■ Stated exercise
Pick out every line with the word "JSON" and copy it.
┌──
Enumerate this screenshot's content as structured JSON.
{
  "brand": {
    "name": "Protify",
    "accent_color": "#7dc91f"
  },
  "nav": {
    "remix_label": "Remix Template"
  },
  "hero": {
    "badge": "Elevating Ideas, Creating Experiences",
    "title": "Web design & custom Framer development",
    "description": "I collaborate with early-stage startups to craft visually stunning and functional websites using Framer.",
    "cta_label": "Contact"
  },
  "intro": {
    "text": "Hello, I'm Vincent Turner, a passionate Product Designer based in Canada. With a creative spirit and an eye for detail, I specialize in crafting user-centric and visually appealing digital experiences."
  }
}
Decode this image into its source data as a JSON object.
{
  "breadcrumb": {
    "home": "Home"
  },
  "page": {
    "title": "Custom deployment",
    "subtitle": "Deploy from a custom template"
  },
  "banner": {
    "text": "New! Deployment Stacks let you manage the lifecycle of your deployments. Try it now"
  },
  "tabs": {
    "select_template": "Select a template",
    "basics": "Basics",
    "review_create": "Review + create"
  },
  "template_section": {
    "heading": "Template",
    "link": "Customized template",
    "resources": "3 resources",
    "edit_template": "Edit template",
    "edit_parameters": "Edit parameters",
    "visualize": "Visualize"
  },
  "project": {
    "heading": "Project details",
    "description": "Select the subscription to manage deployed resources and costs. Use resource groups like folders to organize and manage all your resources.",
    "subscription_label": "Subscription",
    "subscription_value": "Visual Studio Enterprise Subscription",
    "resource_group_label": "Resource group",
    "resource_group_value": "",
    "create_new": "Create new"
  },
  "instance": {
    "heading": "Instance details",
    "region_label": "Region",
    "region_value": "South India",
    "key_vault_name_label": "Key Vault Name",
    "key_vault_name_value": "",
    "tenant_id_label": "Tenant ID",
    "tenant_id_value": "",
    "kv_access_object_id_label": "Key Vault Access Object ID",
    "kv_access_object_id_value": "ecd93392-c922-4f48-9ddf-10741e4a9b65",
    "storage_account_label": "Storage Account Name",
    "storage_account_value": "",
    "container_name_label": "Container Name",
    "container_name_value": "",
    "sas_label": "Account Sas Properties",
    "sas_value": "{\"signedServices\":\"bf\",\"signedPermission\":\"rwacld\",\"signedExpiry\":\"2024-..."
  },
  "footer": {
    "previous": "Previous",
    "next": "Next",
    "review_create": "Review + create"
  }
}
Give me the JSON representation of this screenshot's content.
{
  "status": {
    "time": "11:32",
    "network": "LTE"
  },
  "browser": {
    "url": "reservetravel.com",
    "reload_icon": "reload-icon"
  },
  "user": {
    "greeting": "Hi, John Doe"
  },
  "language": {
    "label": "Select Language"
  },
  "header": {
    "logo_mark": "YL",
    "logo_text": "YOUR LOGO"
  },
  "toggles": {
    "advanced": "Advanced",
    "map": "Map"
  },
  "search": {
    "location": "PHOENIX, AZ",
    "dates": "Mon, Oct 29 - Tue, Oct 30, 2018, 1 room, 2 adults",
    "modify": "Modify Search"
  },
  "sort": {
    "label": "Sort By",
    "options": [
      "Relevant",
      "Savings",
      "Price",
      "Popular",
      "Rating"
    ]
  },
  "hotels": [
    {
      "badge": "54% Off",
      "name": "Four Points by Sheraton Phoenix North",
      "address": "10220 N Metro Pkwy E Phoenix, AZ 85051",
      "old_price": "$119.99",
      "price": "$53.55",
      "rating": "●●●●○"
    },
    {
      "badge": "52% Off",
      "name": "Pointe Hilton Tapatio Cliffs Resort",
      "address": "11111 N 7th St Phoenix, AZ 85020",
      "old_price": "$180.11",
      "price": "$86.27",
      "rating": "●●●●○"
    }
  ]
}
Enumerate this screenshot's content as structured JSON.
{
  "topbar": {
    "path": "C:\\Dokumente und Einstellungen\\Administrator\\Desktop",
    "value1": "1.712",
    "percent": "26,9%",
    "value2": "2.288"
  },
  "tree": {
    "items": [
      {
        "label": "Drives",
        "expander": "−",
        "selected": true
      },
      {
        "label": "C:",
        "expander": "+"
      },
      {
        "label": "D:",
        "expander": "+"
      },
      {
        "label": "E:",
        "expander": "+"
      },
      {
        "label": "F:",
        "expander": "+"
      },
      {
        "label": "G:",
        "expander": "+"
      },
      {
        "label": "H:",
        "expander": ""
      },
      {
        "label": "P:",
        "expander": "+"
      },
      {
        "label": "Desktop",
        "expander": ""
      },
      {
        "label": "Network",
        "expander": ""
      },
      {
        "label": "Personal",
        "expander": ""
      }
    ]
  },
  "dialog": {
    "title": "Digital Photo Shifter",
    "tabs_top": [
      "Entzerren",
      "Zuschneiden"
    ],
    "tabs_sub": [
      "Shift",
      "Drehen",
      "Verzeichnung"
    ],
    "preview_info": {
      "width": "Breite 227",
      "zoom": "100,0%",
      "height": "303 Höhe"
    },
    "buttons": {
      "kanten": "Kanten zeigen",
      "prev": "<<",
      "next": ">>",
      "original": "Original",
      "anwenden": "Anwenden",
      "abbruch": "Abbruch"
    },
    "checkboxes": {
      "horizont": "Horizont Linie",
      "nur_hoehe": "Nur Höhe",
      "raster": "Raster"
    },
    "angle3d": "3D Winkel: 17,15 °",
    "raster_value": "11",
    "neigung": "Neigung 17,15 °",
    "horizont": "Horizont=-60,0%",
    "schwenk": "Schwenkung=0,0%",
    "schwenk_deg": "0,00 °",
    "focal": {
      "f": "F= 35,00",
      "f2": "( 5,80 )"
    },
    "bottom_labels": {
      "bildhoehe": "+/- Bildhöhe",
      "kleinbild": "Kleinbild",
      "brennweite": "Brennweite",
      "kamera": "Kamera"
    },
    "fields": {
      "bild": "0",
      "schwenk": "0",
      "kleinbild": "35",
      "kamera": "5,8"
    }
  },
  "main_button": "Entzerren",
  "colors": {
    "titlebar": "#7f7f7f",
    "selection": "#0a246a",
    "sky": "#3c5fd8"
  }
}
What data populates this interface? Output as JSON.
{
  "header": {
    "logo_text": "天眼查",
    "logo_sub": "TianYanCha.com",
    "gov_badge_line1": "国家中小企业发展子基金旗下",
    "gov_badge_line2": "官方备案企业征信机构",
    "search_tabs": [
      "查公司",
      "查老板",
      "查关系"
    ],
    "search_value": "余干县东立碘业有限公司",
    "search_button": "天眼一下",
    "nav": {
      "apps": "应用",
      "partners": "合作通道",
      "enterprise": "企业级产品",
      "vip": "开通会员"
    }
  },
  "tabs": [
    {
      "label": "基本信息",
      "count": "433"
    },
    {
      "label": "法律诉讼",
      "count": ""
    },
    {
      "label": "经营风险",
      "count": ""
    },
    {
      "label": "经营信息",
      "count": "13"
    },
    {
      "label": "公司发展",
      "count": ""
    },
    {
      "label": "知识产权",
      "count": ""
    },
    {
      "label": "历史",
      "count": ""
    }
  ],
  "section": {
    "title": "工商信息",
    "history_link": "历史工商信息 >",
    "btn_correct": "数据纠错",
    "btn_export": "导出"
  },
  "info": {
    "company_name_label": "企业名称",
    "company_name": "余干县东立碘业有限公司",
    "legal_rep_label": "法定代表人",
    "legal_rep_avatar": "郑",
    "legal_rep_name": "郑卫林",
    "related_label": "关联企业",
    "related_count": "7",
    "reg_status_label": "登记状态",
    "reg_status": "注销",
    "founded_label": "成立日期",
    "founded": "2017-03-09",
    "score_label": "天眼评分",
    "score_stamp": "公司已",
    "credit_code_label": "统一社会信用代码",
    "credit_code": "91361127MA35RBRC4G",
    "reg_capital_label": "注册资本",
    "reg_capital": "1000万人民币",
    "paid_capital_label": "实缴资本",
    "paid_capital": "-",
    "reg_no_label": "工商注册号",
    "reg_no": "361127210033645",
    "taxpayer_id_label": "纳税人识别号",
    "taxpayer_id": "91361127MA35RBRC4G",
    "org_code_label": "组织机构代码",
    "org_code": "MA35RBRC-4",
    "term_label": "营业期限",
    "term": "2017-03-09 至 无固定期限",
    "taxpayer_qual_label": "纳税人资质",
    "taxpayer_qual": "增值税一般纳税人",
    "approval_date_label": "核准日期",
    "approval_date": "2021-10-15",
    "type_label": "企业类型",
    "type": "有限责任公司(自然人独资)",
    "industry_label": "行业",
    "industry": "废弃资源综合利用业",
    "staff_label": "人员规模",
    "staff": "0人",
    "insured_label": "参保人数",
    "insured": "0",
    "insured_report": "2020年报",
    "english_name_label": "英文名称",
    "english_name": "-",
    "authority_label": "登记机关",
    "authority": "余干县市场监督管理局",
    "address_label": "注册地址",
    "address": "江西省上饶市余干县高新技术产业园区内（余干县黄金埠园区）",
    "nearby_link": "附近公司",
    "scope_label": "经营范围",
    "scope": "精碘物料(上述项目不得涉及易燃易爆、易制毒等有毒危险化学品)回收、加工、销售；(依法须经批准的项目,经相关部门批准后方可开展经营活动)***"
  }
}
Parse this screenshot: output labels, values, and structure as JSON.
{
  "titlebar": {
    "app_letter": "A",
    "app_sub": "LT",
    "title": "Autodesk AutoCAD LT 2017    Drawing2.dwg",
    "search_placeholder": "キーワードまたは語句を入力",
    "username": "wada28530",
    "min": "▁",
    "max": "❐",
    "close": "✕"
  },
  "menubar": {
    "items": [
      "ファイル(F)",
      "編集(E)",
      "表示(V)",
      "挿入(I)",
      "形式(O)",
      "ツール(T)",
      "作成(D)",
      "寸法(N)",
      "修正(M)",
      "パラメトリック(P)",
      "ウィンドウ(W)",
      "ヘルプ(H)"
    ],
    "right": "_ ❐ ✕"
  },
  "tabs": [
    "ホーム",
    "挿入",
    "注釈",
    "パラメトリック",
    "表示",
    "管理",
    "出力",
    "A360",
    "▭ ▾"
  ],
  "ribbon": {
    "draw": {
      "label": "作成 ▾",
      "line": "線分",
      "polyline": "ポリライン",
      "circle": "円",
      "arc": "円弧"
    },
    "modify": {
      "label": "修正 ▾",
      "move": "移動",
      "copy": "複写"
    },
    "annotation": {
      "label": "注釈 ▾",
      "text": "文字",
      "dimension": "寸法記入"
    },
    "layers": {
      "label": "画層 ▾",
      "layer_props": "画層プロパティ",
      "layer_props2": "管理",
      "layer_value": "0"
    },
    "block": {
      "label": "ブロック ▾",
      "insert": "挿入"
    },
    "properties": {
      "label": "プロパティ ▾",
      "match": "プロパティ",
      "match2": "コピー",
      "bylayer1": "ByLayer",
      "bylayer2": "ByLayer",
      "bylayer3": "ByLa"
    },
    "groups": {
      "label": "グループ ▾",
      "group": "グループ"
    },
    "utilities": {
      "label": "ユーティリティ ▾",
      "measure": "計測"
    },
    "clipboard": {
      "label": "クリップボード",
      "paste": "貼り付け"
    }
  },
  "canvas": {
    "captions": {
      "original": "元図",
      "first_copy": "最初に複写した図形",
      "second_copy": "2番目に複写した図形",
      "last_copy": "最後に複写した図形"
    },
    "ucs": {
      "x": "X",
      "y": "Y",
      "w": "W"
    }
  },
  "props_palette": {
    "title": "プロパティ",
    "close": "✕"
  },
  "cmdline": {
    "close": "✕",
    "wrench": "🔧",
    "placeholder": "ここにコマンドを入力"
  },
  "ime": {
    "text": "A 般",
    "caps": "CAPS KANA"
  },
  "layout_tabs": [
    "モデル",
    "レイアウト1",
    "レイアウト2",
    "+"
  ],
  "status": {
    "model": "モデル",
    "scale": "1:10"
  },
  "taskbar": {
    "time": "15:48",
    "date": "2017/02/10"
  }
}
└──
■ Exercise result
Enumerate this screenshot's content as structured JSON.
Decode this image into its source data as a JSON object.
Give me the JSON representation of this screenshot's content.
Enumerate this screenshot's content as structured JSON.
What data populates this interface? Output as JSON.
Parse this screenshot: output labels, values, and structure as JSON.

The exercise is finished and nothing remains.